### Exercise instructions
Tally every line of the listing where the string "abertura" is found, and state the total alone.

[Dataset records]
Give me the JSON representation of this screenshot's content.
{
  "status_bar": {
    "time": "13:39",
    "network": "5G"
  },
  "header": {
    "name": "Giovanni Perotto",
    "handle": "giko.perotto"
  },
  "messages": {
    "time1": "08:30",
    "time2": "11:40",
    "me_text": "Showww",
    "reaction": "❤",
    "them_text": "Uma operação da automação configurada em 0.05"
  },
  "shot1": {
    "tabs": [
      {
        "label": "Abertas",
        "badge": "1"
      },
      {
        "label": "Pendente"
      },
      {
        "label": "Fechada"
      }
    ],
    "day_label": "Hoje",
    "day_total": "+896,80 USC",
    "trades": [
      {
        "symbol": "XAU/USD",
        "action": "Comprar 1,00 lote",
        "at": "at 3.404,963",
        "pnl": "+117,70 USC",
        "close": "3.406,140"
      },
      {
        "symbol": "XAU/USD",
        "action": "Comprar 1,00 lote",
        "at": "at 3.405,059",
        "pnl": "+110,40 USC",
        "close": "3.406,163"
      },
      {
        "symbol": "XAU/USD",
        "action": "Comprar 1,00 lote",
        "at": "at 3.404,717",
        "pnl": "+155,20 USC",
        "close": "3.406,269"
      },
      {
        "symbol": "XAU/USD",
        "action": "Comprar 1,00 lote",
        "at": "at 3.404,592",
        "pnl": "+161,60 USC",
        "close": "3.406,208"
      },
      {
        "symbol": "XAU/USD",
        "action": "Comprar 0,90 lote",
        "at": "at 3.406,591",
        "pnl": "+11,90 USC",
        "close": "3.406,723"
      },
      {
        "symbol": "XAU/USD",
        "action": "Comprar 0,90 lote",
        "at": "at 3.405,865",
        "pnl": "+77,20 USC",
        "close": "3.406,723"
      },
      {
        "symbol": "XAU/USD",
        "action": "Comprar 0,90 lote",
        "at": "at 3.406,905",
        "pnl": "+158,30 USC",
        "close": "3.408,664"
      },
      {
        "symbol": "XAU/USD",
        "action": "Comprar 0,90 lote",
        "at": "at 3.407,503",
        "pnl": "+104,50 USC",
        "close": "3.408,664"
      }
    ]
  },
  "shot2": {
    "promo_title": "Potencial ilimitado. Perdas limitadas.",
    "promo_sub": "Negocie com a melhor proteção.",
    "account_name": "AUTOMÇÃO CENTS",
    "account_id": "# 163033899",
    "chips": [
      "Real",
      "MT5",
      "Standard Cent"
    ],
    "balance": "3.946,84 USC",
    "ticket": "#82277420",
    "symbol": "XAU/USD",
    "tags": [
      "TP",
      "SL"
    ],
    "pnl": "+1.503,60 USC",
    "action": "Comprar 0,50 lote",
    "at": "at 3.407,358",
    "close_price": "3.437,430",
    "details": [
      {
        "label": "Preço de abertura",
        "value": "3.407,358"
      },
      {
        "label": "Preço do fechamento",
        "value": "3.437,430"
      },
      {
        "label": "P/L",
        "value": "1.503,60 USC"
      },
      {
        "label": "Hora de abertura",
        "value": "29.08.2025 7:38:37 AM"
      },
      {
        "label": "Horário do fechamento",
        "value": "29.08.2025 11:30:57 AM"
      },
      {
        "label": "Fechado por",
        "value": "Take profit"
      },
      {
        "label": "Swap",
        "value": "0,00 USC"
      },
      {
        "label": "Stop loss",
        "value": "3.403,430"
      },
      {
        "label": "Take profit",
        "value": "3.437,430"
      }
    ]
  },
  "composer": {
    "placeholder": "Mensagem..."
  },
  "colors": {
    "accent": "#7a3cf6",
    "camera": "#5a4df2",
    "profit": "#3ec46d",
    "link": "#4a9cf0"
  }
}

### Answer below
2